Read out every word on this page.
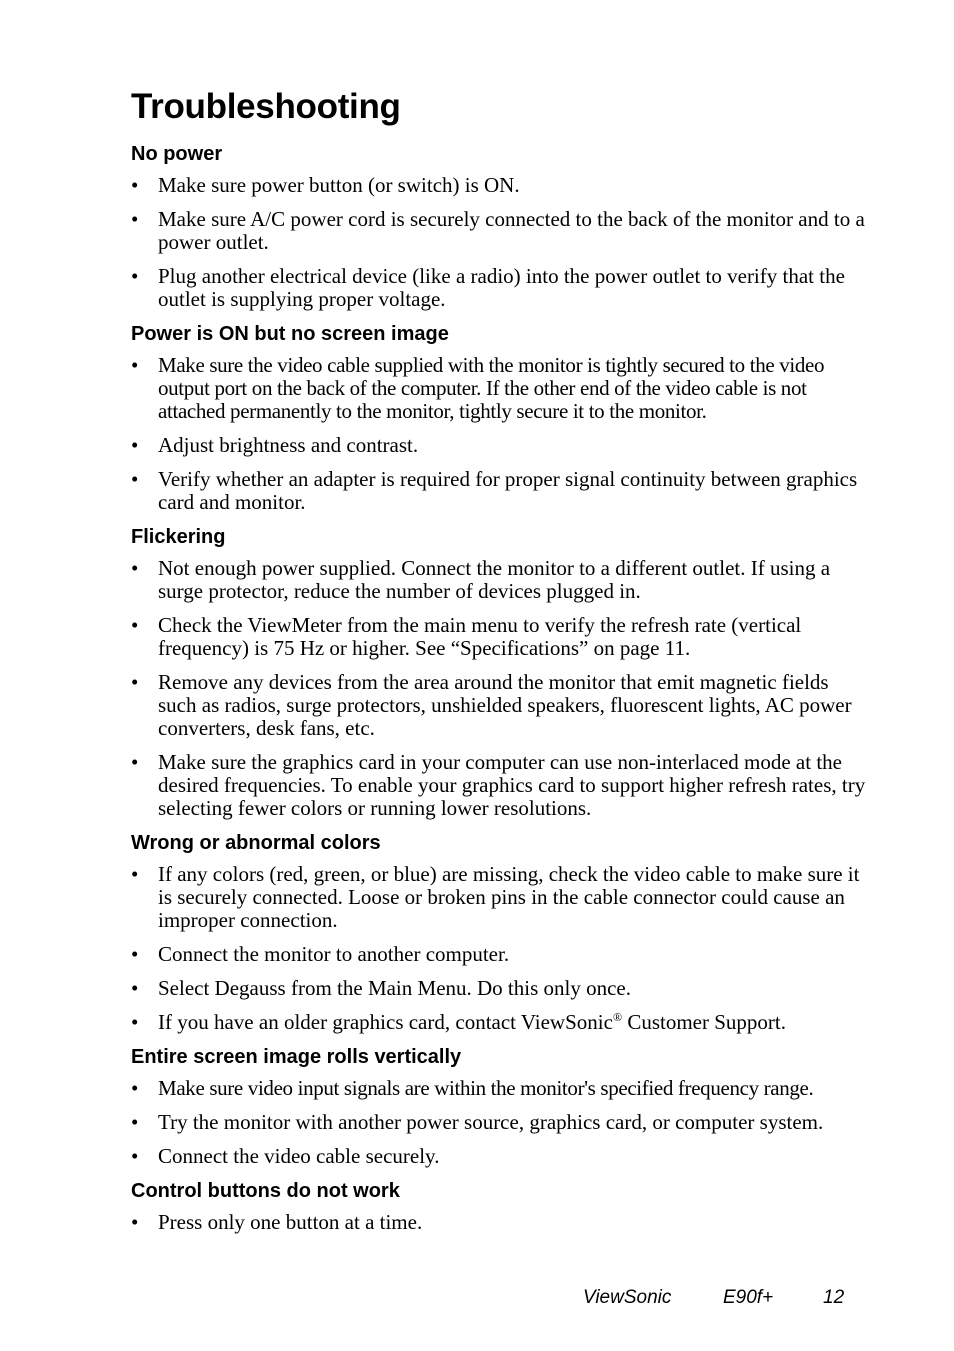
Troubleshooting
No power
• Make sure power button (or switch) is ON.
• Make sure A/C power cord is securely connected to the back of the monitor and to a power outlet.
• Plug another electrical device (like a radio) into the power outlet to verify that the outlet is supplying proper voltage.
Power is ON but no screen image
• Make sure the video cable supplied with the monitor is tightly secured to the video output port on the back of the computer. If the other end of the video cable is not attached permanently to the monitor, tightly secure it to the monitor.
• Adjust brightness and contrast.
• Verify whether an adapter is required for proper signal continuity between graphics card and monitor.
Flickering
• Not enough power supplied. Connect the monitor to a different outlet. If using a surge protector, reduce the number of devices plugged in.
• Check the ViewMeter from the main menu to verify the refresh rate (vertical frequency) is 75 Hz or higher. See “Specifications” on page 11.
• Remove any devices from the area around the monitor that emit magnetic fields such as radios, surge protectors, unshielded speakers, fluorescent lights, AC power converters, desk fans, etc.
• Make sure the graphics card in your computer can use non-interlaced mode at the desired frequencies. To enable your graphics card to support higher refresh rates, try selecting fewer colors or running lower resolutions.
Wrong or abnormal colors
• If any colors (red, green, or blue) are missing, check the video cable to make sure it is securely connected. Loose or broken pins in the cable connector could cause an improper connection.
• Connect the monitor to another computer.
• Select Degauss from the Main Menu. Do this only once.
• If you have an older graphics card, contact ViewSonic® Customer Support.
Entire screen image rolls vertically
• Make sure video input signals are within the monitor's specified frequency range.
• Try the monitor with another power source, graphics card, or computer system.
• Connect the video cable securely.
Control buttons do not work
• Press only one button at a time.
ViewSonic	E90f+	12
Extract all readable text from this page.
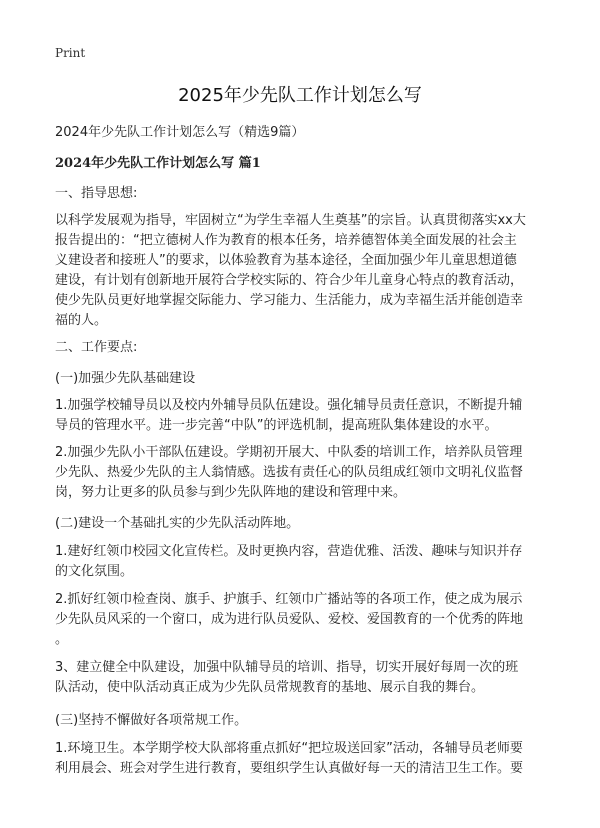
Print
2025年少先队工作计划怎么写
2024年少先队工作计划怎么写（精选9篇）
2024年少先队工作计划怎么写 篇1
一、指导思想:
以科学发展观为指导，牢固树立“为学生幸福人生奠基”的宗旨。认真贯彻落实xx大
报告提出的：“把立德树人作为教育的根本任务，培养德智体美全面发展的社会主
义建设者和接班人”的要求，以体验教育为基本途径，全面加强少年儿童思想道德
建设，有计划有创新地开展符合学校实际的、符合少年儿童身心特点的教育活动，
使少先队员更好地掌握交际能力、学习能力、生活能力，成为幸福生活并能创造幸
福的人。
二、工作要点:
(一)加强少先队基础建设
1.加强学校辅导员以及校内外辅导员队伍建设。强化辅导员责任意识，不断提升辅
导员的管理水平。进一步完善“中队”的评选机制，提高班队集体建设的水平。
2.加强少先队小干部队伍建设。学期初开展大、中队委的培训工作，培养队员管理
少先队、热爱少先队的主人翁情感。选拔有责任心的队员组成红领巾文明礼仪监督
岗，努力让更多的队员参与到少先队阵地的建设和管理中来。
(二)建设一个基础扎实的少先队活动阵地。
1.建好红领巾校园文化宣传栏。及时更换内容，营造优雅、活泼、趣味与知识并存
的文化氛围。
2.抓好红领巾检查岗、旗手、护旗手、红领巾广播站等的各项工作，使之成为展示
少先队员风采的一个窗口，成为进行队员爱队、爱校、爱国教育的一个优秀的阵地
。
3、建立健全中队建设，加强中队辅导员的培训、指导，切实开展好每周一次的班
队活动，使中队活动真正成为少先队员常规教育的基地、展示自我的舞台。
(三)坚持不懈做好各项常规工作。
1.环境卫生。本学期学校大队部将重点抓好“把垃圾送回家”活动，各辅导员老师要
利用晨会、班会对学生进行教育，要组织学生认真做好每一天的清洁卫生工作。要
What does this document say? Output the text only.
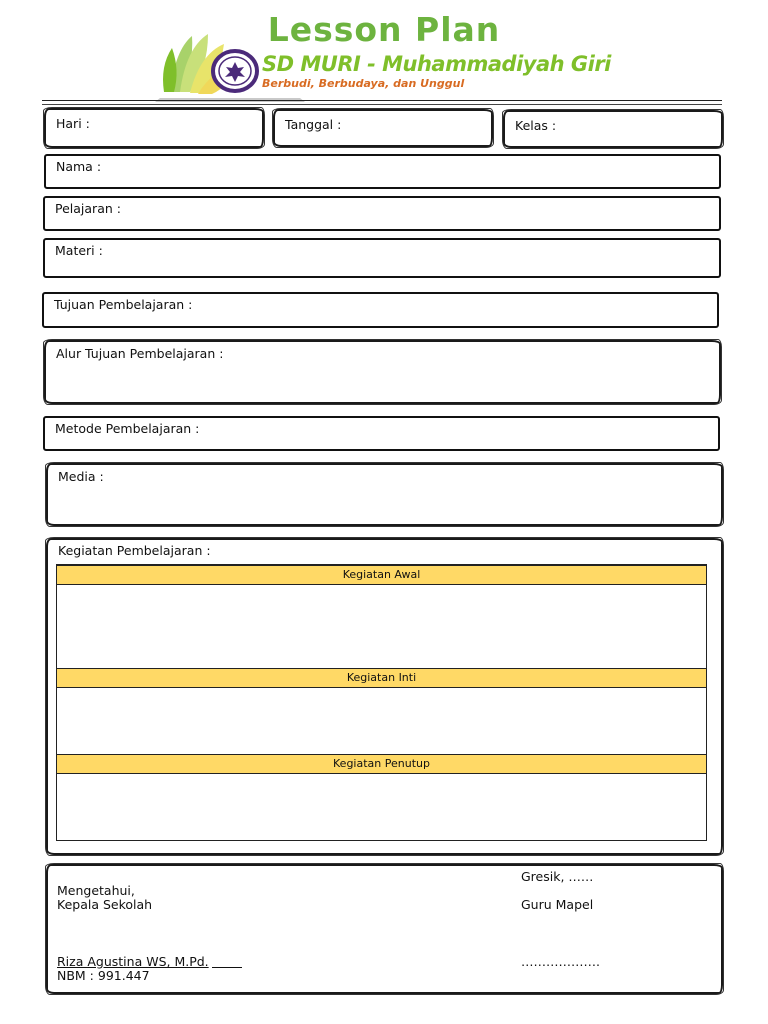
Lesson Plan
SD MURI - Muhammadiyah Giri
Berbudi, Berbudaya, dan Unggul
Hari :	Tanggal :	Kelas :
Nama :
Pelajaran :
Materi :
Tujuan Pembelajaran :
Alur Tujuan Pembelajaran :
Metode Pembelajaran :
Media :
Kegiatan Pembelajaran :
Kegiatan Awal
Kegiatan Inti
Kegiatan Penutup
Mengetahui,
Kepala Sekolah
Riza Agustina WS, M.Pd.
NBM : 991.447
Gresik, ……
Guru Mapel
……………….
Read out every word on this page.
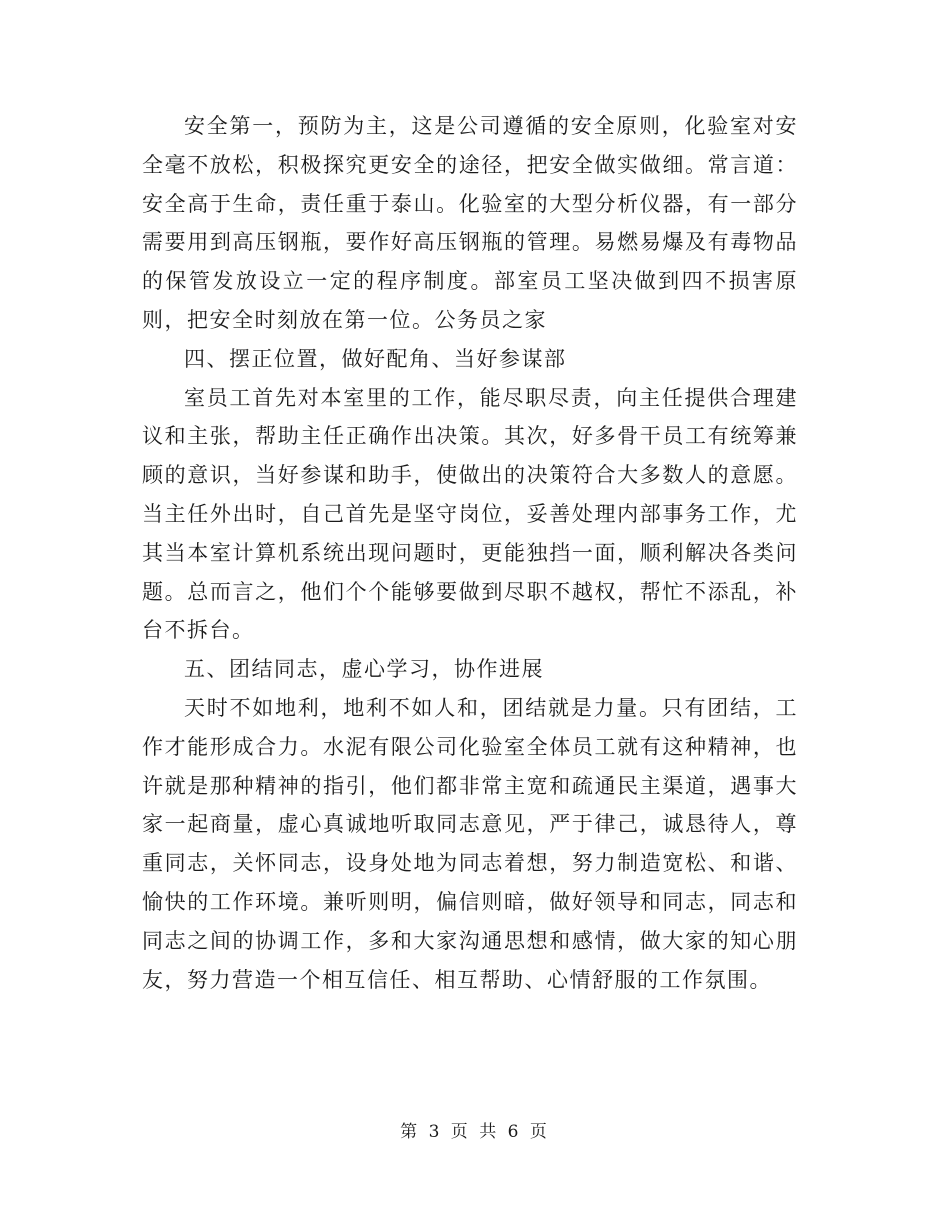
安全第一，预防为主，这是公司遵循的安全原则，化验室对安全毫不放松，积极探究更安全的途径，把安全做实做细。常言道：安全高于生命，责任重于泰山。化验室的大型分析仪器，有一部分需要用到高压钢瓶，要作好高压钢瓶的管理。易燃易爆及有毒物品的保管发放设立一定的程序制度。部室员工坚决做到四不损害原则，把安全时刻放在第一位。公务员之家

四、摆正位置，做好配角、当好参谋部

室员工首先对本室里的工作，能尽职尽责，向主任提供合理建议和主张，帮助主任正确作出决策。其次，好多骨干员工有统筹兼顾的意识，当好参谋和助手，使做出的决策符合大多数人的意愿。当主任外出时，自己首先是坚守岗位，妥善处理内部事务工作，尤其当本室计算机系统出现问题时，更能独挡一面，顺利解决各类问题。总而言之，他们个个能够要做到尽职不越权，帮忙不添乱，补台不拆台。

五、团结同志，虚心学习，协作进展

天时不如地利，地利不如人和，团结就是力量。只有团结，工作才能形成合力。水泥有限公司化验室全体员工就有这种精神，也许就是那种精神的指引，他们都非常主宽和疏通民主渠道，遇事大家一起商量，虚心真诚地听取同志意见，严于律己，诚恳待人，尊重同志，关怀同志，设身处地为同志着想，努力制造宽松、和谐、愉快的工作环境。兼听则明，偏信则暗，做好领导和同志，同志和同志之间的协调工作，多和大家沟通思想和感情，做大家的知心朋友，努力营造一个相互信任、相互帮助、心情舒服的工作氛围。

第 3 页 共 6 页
★ ★ ★ ★ ★
Find the word "Tujuan" in the entries above and gather every line that holds it.

Task solution:
Tujuan Pembelajaran :
Alur Tujuan Pembelajaran :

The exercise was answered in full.